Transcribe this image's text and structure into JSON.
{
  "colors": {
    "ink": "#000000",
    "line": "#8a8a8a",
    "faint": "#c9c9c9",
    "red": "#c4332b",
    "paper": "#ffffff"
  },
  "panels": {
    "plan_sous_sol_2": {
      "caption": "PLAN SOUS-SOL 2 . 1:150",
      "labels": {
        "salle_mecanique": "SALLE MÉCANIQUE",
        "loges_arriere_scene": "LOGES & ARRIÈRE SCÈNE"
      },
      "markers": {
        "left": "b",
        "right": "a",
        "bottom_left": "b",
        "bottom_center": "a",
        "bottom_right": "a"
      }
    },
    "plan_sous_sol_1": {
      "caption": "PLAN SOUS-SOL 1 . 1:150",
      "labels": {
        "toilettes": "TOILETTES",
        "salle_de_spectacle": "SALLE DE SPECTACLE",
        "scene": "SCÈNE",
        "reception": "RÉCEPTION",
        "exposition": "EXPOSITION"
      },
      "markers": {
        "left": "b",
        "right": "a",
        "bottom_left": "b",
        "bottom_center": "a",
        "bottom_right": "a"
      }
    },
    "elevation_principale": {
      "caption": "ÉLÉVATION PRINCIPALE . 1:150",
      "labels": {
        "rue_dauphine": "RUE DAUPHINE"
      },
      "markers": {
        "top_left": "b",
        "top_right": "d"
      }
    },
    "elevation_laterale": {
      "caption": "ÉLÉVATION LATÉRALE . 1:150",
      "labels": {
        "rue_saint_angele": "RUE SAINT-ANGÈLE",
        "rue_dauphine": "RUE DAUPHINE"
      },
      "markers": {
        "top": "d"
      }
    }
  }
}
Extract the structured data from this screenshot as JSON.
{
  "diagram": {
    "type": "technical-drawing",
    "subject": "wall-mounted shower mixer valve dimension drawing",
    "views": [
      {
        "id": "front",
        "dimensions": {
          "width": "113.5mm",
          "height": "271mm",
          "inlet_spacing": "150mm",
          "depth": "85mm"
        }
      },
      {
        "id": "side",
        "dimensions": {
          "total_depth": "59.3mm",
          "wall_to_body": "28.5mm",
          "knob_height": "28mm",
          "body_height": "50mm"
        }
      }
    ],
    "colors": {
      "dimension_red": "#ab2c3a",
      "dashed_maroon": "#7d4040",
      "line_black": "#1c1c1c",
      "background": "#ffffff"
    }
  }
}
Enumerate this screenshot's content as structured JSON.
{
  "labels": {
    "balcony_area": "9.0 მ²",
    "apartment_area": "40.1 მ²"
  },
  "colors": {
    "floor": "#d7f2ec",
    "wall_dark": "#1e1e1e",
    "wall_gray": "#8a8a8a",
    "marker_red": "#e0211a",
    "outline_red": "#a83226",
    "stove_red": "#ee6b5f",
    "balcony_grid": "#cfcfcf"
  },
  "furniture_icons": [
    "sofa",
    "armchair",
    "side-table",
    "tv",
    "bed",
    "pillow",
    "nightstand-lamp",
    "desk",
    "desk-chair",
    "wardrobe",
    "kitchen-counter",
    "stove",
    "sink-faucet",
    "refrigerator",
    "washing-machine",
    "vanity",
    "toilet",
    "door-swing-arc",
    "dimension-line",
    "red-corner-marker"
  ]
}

————

→ YOUR GOAL
Copy out the whole listing exactly as written.

→ ANSWER TO THE TASK
Transcribe this image's text and structure into JSON.
{
  "colors": {
    "ink": "#000000",
    "line": "#8a8a8a",
    "faint": "#c9c9c9",
    "red": "#c4332b",
    "paper": "#ffffff"
  },
  "panels": {
    "plan_sous_sol_2": {
      "caption": "PLAN SOUS-SOL 2 . 1:150",
      "labels": {
        "salle_mecanique": "SALLE MÉCANIQUE",
        "loges_arriere_scene": "LOGES & ARRIÈRE SCÈNE"
      },
      "markers": {
        "left": "b",
        "right": "a",
        "bottom_left": "b",
        "bottom_center": "a",
        "bottom_right": "a"
      }
    },
    "plan_sous_sol_1": {
      "caption": "PLAN SOUS-SOL 1 . 1:150",
      "labels": {
        "toilettes": "TOILETTES",
        "salle_de_spectacle": "SALLE DE SPECTACLE",
        "scene": "SCÈNE",
        "reception": "RÉCEPTION",
        "exposition": "EXPOSITION"
      },
      "markers": {
        "left": "b",
        "right": "a",
        "bottom_left": "b",
        "bottom_center": "a",
        "bottom_right": "a"
      }
    },
    "elevation_principale": {
      "caption": "ÉLÉVATION PRINCIPALE . 1:150",
      "labels": {
        "rue_dauphine": "RUE DAUPHINE"
      },
      "markers": {
        "top_left": "b",
        "top_right": "d"
      }
    },
    "elevation_laterale": {
      "caption": "ÉLÉVATION LATÉRALE . 1:150",
      "labels": {
        "rue_saint_angele": "RUE SAINT-ANGÈLE",
        "rue_dauphine": "RUE DAUPHINE"
      },
      "markers": {
        "top": "d"
      }
    }
  }
}
Extract the structured data from this screenshot as JSON.
{
  "diagram": {
    "type": "technical-drawing",
    "subject": "wall-mounted shower mixer valve dimension drawing",
    "views": [
      {
        "id": "front",
        "dimensions": {
          "width": "113.5mm",
          "height": "271mm",
          "inlet_spacing": "150mm",
          "depth": "85mm"
        }
      },
      {
        "id": "side",
        "dimensions": {
          "total_depth": "59.3mm",
          "wall_to_body": "28.5mm",
          "knob_height": "28mm",
          "body_height": "50mm"
        }
      }
    ],
    "colors": {
      "dimension_red": "#ab2c3a",
      "dashed_maroon": "#7d4040",
      "line_black": "#1c1c1c",
      "background": "#ffffff"
    }
  }
}
Enumerate this screenshot's content as structured JSON.
{
  "labels": {
    "balcony_area": "9.0 მ²",
    "apartment_area": "40.1 მ²"
  },
  "colors": {
    "floor": "#d7f2ec",
    "wall_dark": "#1e1e1e",
    "wall_gray": "#8a8a8a",
    "marker_red": "#e0211a",
    "outline_red": "#a83226",
    "stove_red": "#ee6b5f",
    "balcony_grid": "#cfcfcf"
  },
  "furniture_icons": [
    "sofa",
    "armchair",
    "side-table",
    "tv",
    "bed",
    "pillow",
    "nightstand-lamp",
    "desk",
    "desk-chair",
    "wardrobe",
    "kitchen-counter",
    "stove",
    "sink-faucet",
    "refrigerator",
    "washing-machine",
    "vanity",
    "toilet",
    "door-swing-arc",
    "dimension-line",
    "red-corner-marker"
  ]
}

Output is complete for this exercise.